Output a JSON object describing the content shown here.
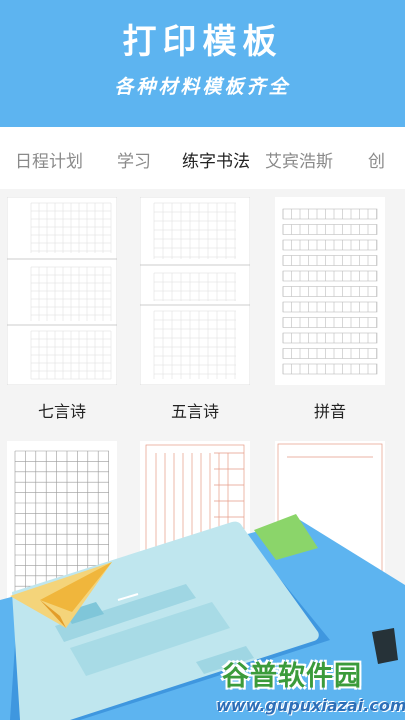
{
  "header": {
    "title": "打印模板",
    "subtitle": "各种材料模板齐全"
  },
  "tabs": [
    {
      "label": "日程计划",
      "active": false
    },
    {
      "label": "学习",
      "active": false
    },
    {
      "label": "练字书法",
      "active": true
    },
    {
      "label": "艾宾浩斯",
      "active": false
    },
    {
      "label": "创",
      "active": false
    }
  ],
  "templates": [
    {
      "label": "七言诗"
    },
    {
      "label": "五言诗"
    },
    {
      "label": "拼音"
    },
    {
      "label": ""
    },
    {
      "label": ""
    },
    {
      "label": ""
    }
  ],
  "watermark": {
    "name": "谷普软件园",
    "url": "www.gupuxiazai.com"
  },
  "colors": {
    "header_bg": "#5db4f0",
    "tab_active": "#222222",
    "tab_inactive": "#8a8a8a",
    "grid_gray": "#cfcfcf",
    "grid_red": "#e59a86"
  }
}
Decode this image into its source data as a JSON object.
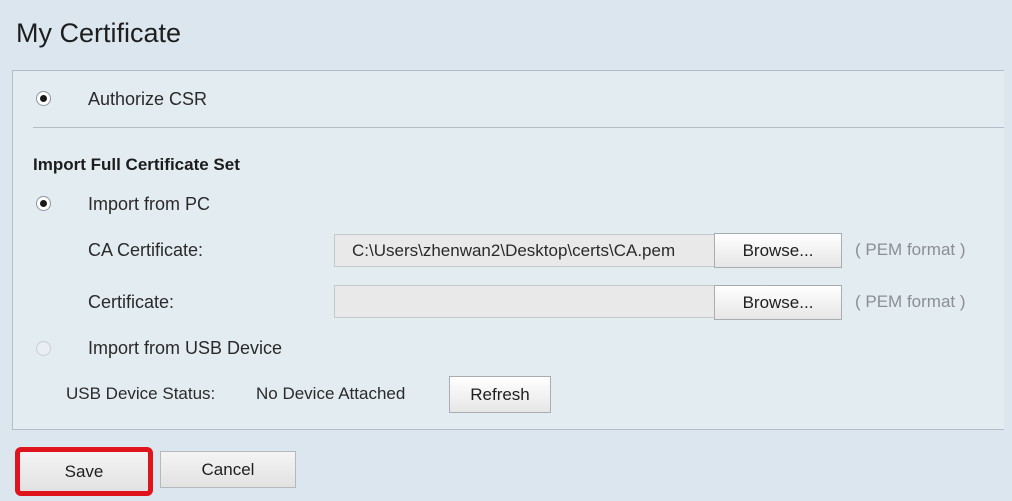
{
  "page": {
    "title": "My Certificate"
  },
  "options": {
    "authorize_csr": {
      "label": "Authorize CSR",
      "selected": true
    },
    "import_section_title": "Import Full Certificate Set",
    "import_from_pc": {
      "label": "Import from PC",
      "selected": true
    },
    "import_from_usb": {
      "label": "Import from USB Device",
      "selected": false,
      "enabled": false
    }
  },
  "fields": {
    "ca_certificate": {
      "label": "CA Certificate:",
      "value": "C:\\Users\\zhenwan2\\Desktop\\certs\\CA.pem",
      "browse_label": "Browse...",
      "hint": "( PEM format )"
    },
    "certificate": {
      "label": "Certificate:",
      "value": "",
      "browse_label": "Browse...",
      "hint": "( PEM format )"
    }
  },
  "usb": {
    "status_label": "USB Device Status:",
    "status_value": "No Device Attached",
    "refresh_label": "Refresh"
  },
  "actions": {
    "save_label": "Save",
    "cancel_label": "Cancel"
  },
  "colors": {
    "highlight": "#e0141c",
    "background": "#dce6ee"
  }
}
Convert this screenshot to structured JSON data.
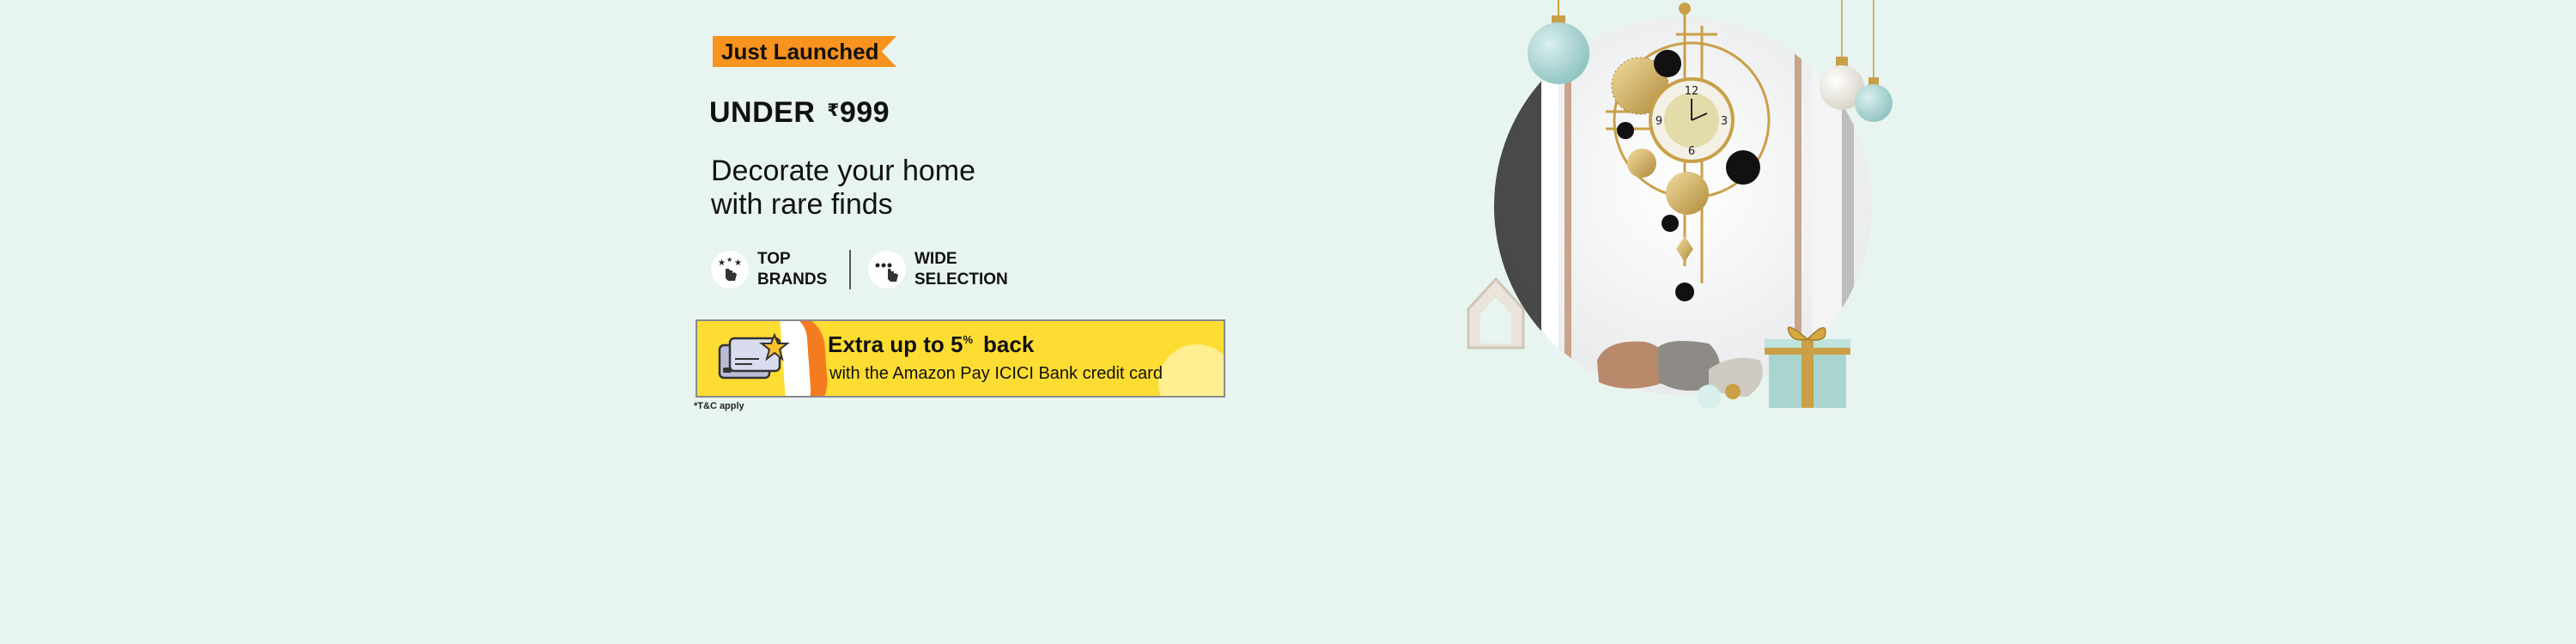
{
  "banner": {
    "tag": "Just Launched",
    "price_prefix": "UNDER",
    "currency": "₹",
    "price": "999",
    "headline_line1": "Decorate your home",
    "headline_line2": "with rare finds",
    "features": [
      {
        "icon": "sparkle-hand-icon",
        "line1": "TOP",
        "line2": "BRANDS"
      },
      {
        "icon": "pointer-hand-icon",
        "line1": "WIDE",
        "line2": "SELECTION"
      }
    ],
    "offer": {
      "main": "Extra up to 5",
      "superscript": "%",
      "main_suffix": "back",
      "sub": "with the Amazon Pay ICICI Bank credit card",
      "icon": "credit-card-star-icon"
    },
    "tnc": "*T&C apply",
    "clock_numbers": [
      "12",
      "3",
      "6",
      "9"
    ]
  },
  "colors": {
    "background": "#e8f4f0",
    "tag": "#f7931e",
    "offer_bg": "#fedd33",
    "offer_stripe": "#f47b20"
  }
}
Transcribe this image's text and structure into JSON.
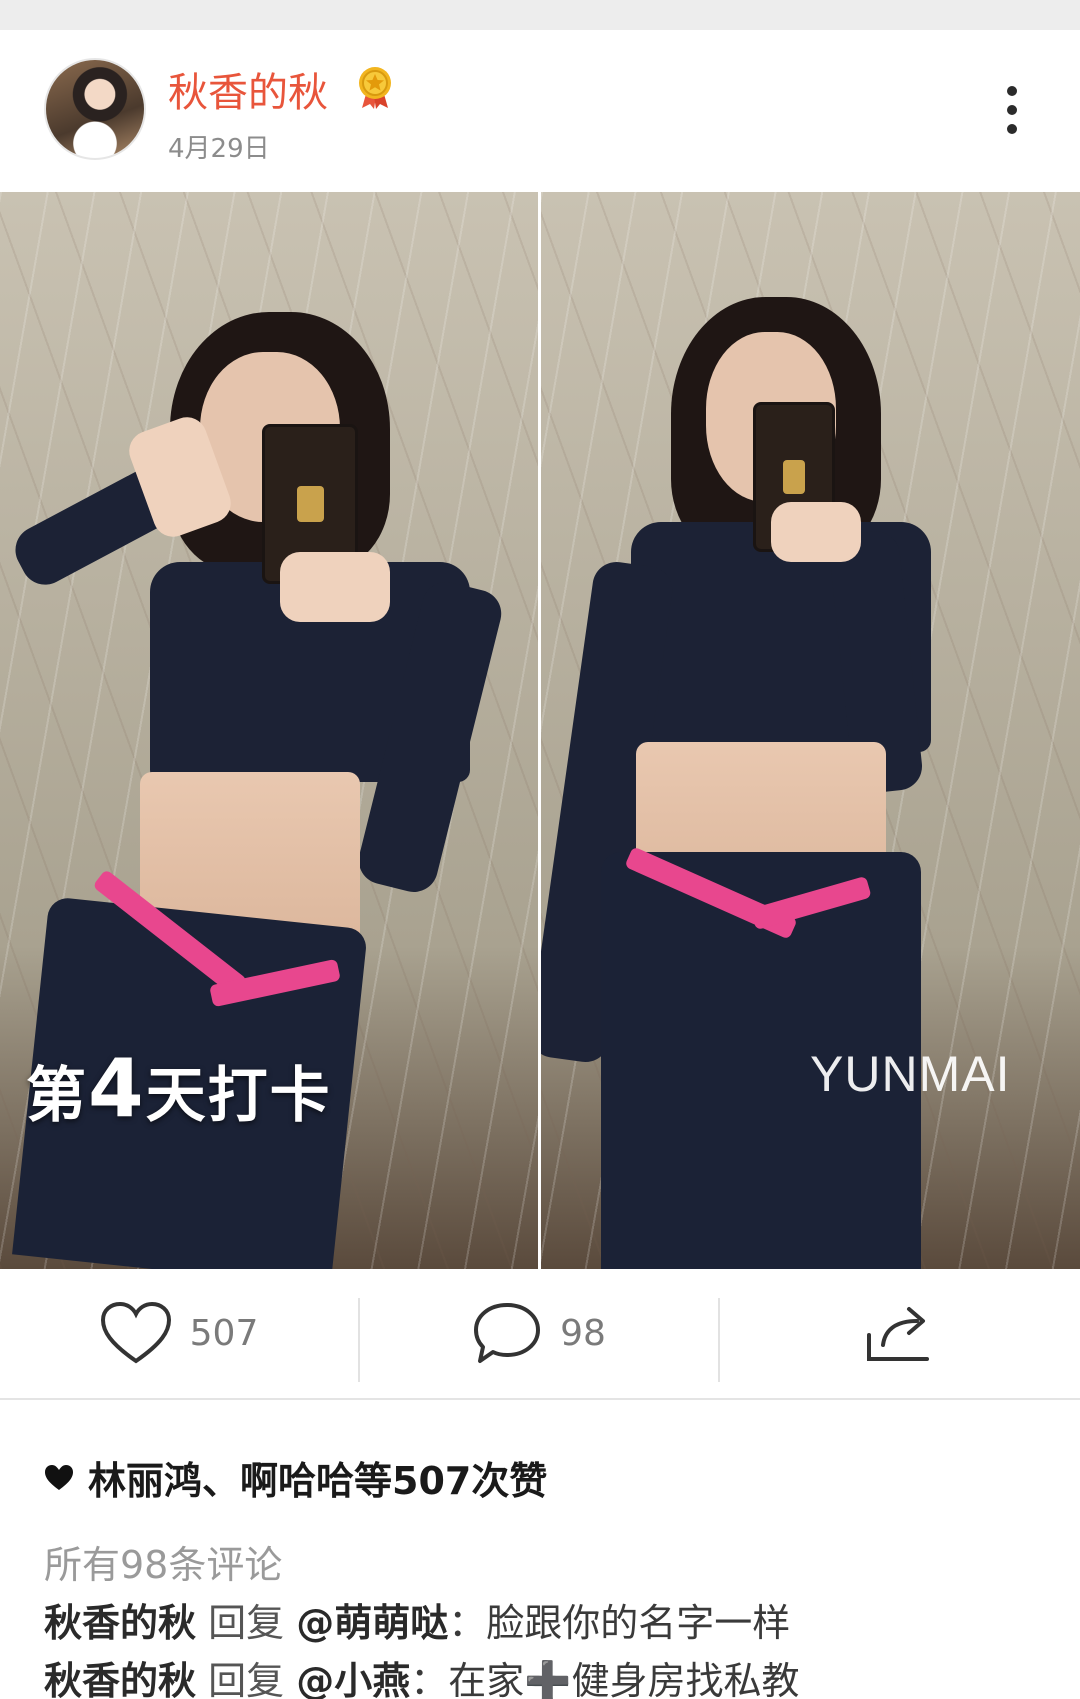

================

### Task to complete
The copy should begin at the line containing "Convert this screenshot" and end at the last line of the data above; please restate those lines word for word without the pictures.

### Task solution
Convert this screenshot to structured JSON data.
{
  "banner": {
    "tag": "Just Launched",
    "price_prefix": "UNDER",
    "currency": "₹",
    "price": "999",
    "headline_line1": "Decorate your home",
    "headline_line2": "with rare finds",
    "features": [
      {
        "icon": "sparkle-hand-icon",
        "line1": "TOP",
        "line2": "BRANDS"
      },
      {
        "icon": "pointer-hand-icon",
        "line1": "WIDE",
        "line2": "SELECTION"
      }
    ],
    "offer": {
      "main": "Extra up to 5",
      "superscript": "%",
      "main_suffix": "back",
      "sub": "with the Amazon Pay ICICI Bank credit card",
      "icon": "credit-card-star-icon"
    },
    "tnc": "*T&C apply",
    "clock_numbers": [
      "12",
      "3",
      "6",
      "9"
    ]
  },
  "colors": {
    "background": "#e8f4f0",
    "tag": "#f7931e",
    "offer_bg": "#fedd33",
    "offer_stripe": "#f47b20"
  }
}
Transcribe this image's text and structure into JSON.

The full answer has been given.